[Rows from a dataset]
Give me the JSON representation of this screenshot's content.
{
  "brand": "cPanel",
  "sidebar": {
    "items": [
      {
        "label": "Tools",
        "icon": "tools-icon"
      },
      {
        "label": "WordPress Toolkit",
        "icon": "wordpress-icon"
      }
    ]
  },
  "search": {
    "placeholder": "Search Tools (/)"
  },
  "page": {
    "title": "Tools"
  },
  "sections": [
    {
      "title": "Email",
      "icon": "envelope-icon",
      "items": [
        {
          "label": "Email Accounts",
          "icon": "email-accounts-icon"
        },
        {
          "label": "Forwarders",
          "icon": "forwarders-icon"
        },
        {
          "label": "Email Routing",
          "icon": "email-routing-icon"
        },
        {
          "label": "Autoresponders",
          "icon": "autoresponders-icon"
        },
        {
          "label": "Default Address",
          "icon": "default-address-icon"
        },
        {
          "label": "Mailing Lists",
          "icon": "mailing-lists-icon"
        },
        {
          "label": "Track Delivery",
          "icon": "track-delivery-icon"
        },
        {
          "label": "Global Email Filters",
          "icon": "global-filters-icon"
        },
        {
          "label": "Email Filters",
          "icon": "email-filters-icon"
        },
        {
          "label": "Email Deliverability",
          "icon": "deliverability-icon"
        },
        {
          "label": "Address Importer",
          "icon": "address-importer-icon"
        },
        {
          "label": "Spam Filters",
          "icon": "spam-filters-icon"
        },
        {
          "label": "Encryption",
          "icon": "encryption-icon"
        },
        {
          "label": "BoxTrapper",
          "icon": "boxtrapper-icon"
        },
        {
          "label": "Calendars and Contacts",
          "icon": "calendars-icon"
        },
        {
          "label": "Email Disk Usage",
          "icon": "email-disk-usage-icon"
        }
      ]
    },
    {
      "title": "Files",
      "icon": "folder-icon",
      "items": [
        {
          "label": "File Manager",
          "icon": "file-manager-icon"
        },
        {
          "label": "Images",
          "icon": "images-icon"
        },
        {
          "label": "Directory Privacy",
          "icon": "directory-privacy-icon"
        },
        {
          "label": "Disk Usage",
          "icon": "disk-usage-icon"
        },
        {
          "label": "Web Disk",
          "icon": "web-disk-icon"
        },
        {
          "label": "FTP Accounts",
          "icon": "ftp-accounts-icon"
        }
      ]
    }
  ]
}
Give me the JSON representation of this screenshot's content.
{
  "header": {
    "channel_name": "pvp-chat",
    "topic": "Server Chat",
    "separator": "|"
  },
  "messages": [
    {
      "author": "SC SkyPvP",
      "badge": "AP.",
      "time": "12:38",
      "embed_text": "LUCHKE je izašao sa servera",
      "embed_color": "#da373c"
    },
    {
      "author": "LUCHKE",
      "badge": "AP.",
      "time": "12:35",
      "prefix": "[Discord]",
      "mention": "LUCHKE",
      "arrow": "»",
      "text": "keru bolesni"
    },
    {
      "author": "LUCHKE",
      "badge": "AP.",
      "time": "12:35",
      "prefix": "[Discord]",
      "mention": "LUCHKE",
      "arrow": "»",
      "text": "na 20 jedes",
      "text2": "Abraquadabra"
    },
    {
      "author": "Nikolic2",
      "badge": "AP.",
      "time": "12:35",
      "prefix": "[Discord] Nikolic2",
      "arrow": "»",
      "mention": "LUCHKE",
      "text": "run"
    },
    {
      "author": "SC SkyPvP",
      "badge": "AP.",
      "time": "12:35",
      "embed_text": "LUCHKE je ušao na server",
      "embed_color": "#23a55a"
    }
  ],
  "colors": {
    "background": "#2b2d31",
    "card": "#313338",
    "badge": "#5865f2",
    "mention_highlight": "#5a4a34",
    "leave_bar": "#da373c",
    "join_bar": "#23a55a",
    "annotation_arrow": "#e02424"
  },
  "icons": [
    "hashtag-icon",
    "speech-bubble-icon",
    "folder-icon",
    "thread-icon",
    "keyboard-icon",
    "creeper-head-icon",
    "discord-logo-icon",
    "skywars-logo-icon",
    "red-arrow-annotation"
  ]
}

> WORK TO BE COMPLETED: Exactly as written above, please repeat the entries.

> OUTPUT FOR THIS EXERCISE:
Give me the JSON representation of this screenshot's content.
{
  "brand": "cPanel",
  "sidebar": {
    "items": [
      {
        "label": "Tools",
        "icon": "tools-icon"
      },
      {
        "label": "WordPress Toolkit",
        "icon": "wordpress-icon"
      }
    ]
  },
  "search": {
    "placeholder": "Search Tools (/)"
  },
  "page": {
    "title": "Tools"
  },
  "sections": [
    {
      "title": "Email",
      "icon": "envelope-icon",
      "items": [
        {
          "label": "Email Accounts",
          "icon": "email-accounts-icon"
        },
        {
          "label": "Forwarders",
          "icon": "forwarders-icon"
        },
        {
          "label": "Email Routing",
          "icon": "email-routing-icon"
        },
        {
          "label": "Autoresponders",
          "icon": "autoresponders-icon"
        },
        {
          "label": "Default Address",
          "icon": "default-address-icon"
        },
        {
          "label": "Mailing Lists",
          "icon": "mailing-lists-icon"
        },
        {
          "label": "Track Delivery",
          "icon": "track-delivery-icon"
        },
        {
          "label": "Global Email Filters",
          "icon": "global-filters-icon"
        },
        {
          "label": "Email Filters",
          "icon": "email-filters-icon"
        },
        {
          "label": "Email Deliverability",
          "icon": "deliverability-icon"
        },
        {
          "label": "Address Importer",
          "icon": "address-importer-icon"
        },
        {
          "label": "Spam Filters",
          "icon": "spam-filters-icon"
        },
        {
          "label": "Encryption",
          "icon": "encryption-icon"
        },
        {
          "label": "BoxTrapper",
          "icon": "boxtrapper-icon"
        },
        {
          "label": "Calendars and Contacts",
          "icon": "calendars-icon"
        },
        {
          "label": "Email Disk Usage",
          "icon": "email-disk-usage-icon"
        }
      ]
    },
    {
      "title": "Files",
      "icon": "folder-icon",
      "items": [
        {
          "label": "File Manager",
          "icon": "file-manager-icon"
        },
        {
          "label": "Images",
          "icon": "images-icon"
        },
        {
          "label": "Directory Privacy",
          "icon": "directory-privacy-icon"
        },
        {
          "label": "Disk Usage",
          "icon": "disk-usage-icon"
        },
        {
          "label": "Web Disk",
          "icon": "web-disk-icon"
        },
        {
          "label": "FTP Accounts",
          "icon": "ftp-accounts-icon"
        }
      ]
    }
  ]
}
Give me the JSON representation of this screenshot's content.
{
  "header": {
    "channel_name": "pvp-chat",
    "topic": "Server Chat",
    "separator": "|"
  },
  "messages": [
    {
      "author": "SC SkyPvP",
      "badge": "AP.",
      "time": "12:38",
      "embed_text": "LUCHKE je izašao sa servera",
      "embed_color": "#da373c"
    },
    {
      "author": "LUCHKE",
      "badge": "AP.",
      "time": "12:35",
      "prefix": "[Discord]",
      "mention": "LUCHKE",
      "arrow": "»",
      "text": "keru bolesni"
    },
    {
      "author": "LUCHKE",
      "badge": "AP.",
      "time": "12:35",
      "prefix": "[Discord]",
      "mention": "LUCHKE",
      "arrow": "»",
      "text": "na 20 jedes",
      "text2": "Abraquadabra"
    },
    {
      "author": "Nikolic2",
      "badge": "AP.",
      "time": "12:35",
      "prefix": "[Discord] Nikolic2",
      "arrow": "»",
      "mention": "LUCHKE",
      "text": "run"
    },
    {
      "author": "SC SkyPvP",
      "badge": "AP.",
      "time": "12:35",
      "embed_text": "LUCHKE je ušao na server",
      "embed_color": "#23a55a"
    }
  ],
  "colors": {
    "background": "#2b2d31",
    "card": "#313338",
    "badge": "#5865f2",
    "mention_highlight": "#5a4a34",
    "leave_bar": "#da373c",
    "join_bar": "#23a55a",
    "annotation_arrow": "#e02424"
  },
  "icons": [
    "hashtag-icon",
    "speech-bubble-icon",
    "folder-icon",
    "thread-icon",
    "keyboard-icon",
    "creeper-head-icon",
    "discord-logo-icon",
    "skywars-logo-icon",
    "red-arrow-annotation"
  ]
}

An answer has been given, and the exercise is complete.